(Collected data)
┄┄┄┄┄┄
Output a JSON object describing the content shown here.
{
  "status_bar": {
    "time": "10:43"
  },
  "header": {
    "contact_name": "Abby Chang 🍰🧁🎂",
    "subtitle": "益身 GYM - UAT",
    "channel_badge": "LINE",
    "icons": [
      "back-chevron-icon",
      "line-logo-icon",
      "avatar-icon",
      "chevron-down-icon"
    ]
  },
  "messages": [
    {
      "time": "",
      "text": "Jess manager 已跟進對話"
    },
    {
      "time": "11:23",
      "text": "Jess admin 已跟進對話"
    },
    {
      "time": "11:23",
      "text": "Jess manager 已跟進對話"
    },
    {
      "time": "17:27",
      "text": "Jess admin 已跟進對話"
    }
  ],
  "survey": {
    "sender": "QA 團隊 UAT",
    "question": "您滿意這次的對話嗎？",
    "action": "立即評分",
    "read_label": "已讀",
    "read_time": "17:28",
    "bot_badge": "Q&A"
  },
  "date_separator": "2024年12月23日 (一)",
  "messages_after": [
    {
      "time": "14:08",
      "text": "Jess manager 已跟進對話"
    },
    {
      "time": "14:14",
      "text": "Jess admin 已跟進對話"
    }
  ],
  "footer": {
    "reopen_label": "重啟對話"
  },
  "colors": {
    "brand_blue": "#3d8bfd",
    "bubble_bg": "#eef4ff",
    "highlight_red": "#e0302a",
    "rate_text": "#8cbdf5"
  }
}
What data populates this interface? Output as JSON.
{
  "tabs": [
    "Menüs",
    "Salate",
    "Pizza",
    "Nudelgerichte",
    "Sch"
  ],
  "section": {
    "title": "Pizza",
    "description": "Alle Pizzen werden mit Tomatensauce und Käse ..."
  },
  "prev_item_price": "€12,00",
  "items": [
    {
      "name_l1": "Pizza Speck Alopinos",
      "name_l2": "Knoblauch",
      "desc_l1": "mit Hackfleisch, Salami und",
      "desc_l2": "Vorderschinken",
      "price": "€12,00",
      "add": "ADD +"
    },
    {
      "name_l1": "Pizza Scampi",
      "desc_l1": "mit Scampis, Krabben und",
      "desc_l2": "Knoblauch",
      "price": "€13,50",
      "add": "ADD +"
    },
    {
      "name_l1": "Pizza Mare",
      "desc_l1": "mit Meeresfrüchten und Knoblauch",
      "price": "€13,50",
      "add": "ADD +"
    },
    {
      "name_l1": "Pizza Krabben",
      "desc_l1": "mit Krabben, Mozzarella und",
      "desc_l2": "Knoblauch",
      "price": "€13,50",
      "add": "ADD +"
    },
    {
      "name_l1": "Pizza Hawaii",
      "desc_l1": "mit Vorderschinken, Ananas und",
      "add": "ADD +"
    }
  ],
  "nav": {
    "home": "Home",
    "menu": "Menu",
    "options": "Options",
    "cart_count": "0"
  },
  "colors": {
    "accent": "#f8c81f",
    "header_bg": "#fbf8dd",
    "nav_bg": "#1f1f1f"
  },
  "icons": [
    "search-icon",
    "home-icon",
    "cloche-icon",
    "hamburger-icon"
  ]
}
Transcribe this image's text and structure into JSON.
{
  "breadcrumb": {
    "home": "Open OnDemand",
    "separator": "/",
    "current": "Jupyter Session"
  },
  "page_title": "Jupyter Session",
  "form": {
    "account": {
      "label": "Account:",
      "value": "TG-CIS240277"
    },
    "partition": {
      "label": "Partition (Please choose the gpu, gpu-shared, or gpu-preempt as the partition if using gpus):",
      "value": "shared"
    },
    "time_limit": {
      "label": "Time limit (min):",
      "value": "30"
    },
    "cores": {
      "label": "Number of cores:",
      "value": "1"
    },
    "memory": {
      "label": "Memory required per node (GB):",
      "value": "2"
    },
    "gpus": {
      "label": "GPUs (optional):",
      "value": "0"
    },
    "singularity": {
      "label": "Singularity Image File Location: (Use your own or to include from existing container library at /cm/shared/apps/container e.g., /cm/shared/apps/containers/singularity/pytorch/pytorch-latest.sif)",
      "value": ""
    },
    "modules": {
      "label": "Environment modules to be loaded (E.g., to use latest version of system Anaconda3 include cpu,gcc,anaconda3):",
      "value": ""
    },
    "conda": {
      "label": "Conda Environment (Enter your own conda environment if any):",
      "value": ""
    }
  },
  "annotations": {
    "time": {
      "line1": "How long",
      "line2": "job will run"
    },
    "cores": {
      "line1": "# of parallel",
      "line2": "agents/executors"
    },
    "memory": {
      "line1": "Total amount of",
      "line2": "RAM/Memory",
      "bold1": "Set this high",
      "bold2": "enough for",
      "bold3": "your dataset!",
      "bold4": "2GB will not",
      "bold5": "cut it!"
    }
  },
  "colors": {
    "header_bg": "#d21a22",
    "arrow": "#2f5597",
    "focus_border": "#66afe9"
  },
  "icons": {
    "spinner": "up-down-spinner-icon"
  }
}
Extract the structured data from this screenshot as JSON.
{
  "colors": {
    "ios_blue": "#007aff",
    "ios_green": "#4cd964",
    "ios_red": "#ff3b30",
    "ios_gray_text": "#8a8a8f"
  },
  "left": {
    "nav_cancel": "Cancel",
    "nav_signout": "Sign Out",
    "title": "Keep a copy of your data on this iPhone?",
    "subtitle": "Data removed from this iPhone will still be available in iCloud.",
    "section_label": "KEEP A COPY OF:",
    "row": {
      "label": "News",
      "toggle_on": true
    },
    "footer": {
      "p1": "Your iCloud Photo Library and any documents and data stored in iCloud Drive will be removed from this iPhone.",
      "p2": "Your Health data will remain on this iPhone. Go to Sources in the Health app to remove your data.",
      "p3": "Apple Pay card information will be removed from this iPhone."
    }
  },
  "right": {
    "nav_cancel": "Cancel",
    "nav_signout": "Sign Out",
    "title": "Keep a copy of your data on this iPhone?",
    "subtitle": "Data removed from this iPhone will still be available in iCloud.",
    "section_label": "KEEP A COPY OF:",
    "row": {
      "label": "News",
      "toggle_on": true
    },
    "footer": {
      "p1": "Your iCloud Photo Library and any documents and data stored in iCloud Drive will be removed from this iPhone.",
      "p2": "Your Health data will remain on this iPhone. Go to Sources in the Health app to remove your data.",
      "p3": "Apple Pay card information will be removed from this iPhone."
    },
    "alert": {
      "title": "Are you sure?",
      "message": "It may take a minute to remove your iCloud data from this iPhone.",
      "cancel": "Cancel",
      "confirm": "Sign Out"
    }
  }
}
┄┄┄┄┄┄
[WORK TO BE COMPLETED]
Using the material above, count the lines containing the word "Krabben". Reply with the number alone.

[EXERCISE OUTPUT]
3